• [Written problem 1] Reproduce the records verbatim, from their first line through the line containing "scroll-down-arrow-icon[interactable] — [1257, 608, 1265, 613]", including both of those lines.

________

PEN-L
mailing list archive

Other Periods  | Other mailing lists  | Search  ]

Date:  [ Previous  | Next  ]      Thread:  [ Previous  | Next  ]      Index:  [ Author  | Date  | Thread  ]

[PEN-L:12] Re: Re: The Return to Fiefdoms in Russia?



True,

But under Brezhnev they were re-centralised. This was in fact why Khrushchev
got sacked (i.e. for trying to decentralise too much). Of course, there was an
impetus for the sovnarkhozy to stay in the union, because of the centrally
allocated investments. Until that was exchanged for khozrashchet (literally,
self financing) under Gorbachev, there was little impetus for the fiefdoms, as
they were, to stay, especially in the face of the continuing crisis associated
with the Soviet system of production.

Today there is nothing tying some (particularly the unsubsidised) republics to
the centre.

________

• [Written problem 2] Summarize the mailing list post in two sentences.

________

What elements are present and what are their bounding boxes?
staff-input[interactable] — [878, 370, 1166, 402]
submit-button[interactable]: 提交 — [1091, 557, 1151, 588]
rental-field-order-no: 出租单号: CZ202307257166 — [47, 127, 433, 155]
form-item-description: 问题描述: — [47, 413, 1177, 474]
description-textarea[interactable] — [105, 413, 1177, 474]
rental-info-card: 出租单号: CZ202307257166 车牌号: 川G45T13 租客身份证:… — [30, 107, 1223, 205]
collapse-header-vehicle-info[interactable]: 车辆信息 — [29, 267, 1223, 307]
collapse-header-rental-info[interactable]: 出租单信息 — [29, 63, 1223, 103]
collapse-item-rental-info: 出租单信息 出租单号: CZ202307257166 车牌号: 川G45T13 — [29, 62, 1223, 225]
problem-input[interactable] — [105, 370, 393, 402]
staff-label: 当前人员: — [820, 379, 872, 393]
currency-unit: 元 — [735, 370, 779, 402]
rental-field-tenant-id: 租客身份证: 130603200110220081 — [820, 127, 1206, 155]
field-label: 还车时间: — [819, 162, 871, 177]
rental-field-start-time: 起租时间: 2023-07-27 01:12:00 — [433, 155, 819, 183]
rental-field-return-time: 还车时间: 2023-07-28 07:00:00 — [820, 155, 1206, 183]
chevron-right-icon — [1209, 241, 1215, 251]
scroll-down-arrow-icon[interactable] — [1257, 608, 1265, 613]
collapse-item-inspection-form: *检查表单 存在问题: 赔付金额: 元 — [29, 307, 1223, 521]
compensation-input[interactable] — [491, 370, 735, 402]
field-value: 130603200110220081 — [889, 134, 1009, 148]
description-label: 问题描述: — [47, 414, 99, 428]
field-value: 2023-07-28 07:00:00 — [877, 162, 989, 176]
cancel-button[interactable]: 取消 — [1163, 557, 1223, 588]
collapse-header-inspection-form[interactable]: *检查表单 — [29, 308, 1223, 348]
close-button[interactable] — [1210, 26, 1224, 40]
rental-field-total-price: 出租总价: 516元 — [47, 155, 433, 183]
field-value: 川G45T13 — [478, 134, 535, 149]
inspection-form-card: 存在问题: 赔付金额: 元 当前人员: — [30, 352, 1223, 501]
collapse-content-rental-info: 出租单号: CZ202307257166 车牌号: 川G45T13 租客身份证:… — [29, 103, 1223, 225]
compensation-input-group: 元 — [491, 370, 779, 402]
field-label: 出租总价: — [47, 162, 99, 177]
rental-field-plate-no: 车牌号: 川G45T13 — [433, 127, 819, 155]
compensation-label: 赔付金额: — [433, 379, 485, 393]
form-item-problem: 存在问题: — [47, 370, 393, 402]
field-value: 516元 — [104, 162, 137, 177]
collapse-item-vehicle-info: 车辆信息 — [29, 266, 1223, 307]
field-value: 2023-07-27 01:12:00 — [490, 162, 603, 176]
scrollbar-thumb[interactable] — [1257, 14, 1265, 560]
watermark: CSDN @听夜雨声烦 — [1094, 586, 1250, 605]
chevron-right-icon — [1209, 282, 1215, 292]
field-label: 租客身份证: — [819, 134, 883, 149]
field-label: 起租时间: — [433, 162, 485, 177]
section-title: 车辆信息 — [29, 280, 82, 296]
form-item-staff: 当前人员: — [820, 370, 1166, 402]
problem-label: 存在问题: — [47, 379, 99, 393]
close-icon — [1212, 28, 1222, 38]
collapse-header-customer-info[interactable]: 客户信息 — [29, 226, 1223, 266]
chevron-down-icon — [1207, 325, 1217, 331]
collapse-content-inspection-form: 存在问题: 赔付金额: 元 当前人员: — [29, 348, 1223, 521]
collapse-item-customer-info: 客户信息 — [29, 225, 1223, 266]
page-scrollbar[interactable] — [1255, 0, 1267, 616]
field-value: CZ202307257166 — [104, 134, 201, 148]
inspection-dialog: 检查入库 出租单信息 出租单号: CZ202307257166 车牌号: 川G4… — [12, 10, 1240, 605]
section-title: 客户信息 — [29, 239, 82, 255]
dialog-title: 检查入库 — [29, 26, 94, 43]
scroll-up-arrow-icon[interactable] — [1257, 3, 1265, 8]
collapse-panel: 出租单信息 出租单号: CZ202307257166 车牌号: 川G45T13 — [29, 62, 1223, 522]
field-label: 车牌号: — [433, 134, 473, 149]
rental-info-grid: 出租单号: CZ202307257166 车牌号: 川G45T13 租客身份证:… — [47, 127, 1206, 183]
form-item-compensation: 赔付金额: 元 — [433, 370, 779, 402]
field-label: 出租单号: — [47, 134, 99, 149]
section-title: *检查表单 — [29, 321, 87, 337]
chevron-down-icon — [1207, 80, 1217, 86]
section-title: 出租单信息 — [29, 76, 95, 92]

________

• [Reply 1]
What elements are present and what are their bounding boxes?
staff-input[interactable] — [878, 370, 1166, 402]
submit-button[interactable]: 提交 — [1091, 557, 1151, 588]
rental-field-order-no: 出租单号: CZ202307257166 — [47, 127, 433, 155]
form-item-description: 问题描述: — [47, 413, 1177, 474]
description-textarea[interactable] — [105, 413, 1177, 474]
rental-info-card: 出租单号: CZ202307257166 车牌号: 川G45T13 租客身份证:… — [30, 107, 1223, 205]
collapse-header-vehicle-info[interactable]: 车辆信息 — [29, 267, 1223, 307]
collapse-header-rental-info[interactable]: 出租单信息 — [29, 63, 1223, 103]
collapse-item-rental-info: 出租单信息 出租单号: CZ202307257166 车牌号: 川G45T13 — [29, 62, 1223, 225]
problem-input[interactable] — [105, 370, 393, 402]
staff-label: 当前人员: — [820, 379, 872, 393]
currency-unit: 元 — [735, 370, 779, 402]
rental-field-tenant-id: 租客身份证: 130603200110220081 — [820, 127, 1206, 155]
field-label: 还车时间: — [819, 162, 871, 177]
rental-field-start-time: 起租时间: 2023-07-27 01:12:00 — [433, 155, 819, 183]
rental-field-return-time: 还车时间: 2023-07-28 07:00:00 — [820, 155, 1206, 183]
chevron-right-icon — [1209, 241, 1215, 251]
scroll-down-arrow-icon[interactable] — [1257, 608, 1265, 613]

• [Reply 2] The post says the sovnarkhozy were recentralized under Brezhnev and that Khrushchev was sacked for trying to decentralize too much, though centrally allocated investments gave them an impetus to stay in the union. Today, it adds, nothing ties some republics, particularly the unsubsidized ones, to the center.